*PROVIDED MATERIAL:*

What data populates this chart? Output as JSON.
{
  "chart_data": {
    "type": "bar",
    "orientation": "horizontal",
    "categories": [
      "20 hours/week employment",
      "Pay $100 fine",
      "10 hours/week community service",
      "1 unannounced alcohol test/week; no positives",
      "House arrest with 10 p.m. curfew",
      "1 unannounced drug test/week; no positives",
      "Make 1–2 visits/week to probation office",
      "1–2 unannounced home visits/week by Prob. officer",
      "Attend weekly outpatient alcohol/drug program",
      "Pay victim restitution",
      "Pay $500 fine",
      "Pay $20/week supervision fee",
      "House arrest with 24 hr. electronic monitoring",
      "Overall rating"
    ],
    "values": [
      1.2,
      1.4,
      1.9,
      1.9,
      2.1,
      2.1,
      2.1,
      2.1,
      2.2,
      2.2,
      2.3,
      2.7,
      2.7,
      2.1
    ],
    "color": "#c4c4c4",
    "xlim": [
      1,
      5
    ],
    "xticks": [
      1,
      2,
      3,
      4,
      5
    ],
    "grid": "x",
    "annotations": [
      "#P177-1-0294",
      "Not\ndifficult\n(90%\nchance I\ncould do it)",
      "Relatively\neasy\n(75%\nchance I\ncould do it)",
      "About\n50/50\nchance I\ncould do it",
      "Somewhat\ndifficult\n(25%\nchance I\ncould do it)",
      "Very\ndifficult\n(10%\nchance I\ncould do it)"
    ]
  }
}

*WRITTEN PROBLEM:*
Print the material verbatim, all of it.

*EXERCISE ANSWER:*
What data populates this chart? Output as JSON.
{
  "chart_data": {
    "type": "bar",
    "orientation": "horizontal",
    "categories": [
      "20 hours/week employment",
      "Pay $100 fine",
      "10 hours/week community service",
      "1 unannounced alcohol test/week; no positives",
      "House arrest with 10 p.m. curfew",
      "1 unannounced drug test/week; no positives",
      "Make 1–2 visits/week to probation office",
      "1–2 unannounced home visits/week by Prob. officer",
      "Attend weekly outpatient alcohol/drug program",
      "Pay victim restitution",
      "Pay $500 fine",
      "Pay $20/week supervision fee",
      "House arrest with 24 hr. electronic monitoring",
      "Overall rating"
    ],
    "values": [
      1.2,
      1.4,
      1.9,
      1.9,
      2.1,
      2.1,
      2.1,
      2.1,
      2.2,
      2.2,
      2.3,
      2.7,
      2.7,
      2.1
    ],
    "color": "#c4c4c4",
    "xlim": [
      1,
      5
    ],
    "xticks": [
      1,
      2,
      3,
      4,
      5
    ],
    "grid": "x",
    "annotations": [
      "#P177-1-0294",
      "Not\ndifficult\n(90%\nchance I\ncould do it)",
      "Relatively\neasy\n(75%\nchance I\ncould do it)",
      "About\n50/50\nchance I\ncould do it",
      "Somewhat\ndifficult\n(25%\nchance I\ncould do it)",
      "Very\ndifficult\n(10%\nchance I\ncould do it)"
    ]
  }
}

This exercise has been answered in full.